(Data records)
[start]
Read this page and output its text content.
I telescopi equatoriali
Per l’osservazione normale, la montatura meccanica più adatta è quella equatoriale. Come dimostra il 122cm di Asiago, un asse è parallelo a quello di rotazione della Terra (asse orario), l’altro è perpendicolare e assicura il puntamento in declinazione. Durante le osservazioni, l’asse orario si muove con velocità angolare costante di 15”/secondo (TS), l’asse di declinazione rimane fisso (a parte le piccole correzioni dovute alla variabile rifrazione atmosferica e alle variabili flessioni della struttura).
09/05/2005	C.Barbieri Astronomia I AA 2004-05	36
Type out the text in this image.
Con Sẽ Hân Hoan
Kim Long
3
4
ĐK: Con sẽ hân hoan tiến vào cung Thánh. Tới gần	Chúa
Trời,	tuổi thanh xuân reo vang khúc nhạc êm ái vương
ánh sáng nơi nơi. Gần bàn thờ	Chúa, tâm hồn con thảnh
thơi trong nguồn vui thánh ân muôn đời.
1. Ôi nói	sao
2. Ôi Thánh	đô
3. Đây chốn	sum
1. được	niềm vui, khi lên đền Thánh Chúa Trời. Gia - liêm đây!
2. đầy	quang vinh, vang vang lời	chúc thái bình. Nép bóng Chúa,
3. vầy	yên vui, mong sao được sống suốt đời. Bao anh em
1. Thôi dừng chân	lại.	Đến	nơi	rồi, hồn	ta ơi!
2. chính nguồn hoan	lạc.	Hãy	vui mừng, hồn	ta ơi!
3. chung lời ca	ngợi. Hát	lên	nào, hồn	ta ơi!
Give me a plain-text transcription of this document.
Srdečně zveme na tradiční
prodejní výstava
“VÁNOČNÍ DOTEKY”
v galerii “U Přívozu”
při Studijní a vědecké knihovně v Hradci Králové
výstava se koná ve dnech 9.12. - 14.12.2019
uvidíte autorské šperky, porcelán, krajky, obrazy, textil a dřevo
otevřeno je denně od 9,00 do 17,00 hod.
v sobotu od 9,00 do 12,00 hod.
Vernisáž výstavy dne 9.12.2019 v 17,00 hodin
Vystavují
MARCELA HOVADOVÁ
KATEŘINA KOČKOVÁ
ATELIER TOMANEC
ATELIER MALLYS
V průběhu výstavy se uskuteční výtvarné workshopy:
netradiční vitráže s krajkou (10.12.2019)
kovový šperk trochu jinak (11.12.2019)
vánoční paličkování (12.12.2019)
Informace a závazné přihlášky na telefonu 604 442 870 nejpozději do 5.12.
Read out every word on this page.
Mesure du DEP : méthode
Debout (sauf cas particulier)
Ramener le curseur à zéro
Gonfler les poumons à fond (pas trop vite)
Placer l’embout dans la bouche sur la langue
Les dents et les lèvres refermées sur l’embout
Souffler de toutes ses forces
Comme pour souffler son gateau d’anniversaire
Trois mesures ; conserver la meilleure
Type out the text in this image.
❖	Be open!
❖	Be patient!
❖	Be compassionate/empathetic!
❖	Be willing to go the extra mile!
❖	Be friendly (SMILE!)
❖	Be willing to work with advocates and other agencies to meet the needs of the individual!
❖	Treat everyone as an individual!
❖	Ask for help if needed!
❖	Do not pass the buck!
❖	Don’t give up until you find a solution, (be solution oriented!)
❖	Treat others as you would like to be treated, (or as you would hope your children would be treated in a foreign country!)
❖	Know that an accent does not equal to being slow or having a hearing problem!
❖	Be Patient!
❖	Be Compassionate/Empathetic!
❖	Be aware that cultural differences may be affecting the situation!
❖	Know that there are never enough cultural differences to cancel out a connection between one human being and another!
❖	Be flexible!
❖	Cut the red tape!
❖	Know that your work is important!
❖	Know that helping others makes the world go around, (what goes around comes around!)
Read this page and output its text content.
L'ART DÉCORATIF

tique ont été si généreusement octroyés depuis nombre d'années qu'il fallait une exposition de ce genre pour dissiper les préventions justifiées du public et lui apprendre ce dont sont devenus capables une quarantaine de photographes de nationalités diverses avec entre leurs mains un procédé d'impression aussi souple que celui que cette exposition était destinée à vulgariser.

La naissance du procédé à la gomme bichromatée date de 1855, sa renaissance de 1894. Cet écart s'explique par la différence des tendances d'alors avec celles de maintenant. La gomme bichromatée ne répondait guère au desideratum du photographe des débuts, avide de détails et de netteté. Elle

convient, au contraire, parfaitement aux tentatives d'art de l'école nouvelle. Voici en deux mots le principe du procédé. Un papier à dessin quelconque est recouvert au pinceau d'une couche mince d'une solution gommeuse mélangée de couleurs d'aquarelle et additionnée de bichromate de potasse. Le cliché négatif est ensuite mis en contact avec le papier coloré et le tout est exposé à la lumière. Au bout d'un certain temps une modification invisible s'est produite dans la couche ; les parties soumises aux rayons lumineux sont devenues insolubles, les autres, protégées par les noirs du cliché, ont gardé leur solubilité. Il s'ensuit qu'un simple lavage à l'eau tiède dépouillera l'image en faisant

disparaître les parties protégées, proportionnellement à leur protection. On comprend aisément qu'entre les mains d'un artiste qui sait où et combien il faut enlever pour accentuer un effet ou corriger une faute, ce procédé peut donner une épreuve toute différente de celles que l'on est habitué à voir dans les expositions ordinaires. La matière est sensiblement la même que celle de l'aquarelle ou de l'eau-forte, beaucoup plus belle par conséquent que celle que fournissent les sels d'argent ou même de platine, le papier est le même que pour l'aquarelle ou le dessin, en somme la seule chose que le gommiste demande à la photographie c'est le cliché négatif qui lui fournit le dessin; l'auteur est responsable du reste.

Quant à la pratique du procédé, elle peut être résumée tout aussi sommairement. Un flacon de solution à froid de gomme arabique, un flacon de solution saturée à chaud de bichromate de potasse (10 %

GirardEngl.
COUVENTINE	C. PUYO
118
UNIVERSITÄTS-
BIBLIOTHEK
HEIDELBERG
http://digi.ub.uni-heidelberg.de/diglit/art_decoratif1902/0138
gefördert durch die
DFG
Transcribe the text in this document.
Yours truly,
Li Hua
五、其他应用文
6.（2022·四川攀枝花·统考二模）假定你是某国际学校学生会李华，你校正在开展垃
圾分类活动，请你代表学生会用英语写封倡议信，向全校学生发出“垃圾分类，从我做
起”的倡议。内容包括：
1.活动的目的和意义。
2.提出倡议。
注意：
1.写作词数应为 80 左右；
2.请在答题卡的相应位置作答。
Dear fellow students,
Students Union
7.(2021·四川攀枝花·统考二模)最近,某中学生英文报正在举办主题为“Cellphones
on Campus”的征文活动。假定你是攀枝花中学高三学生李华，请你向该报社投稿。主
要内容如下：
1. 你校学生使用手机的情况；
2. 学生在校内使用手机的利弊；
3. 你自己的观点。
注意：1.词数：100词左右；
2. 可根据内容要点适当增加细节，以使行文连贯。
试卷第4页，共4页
[end]
## AIM
Copy and report every line where the word "document" is present.

## THE RESPONSE
Give me a plain-text transcription of this document.
Transcribe the text in this document.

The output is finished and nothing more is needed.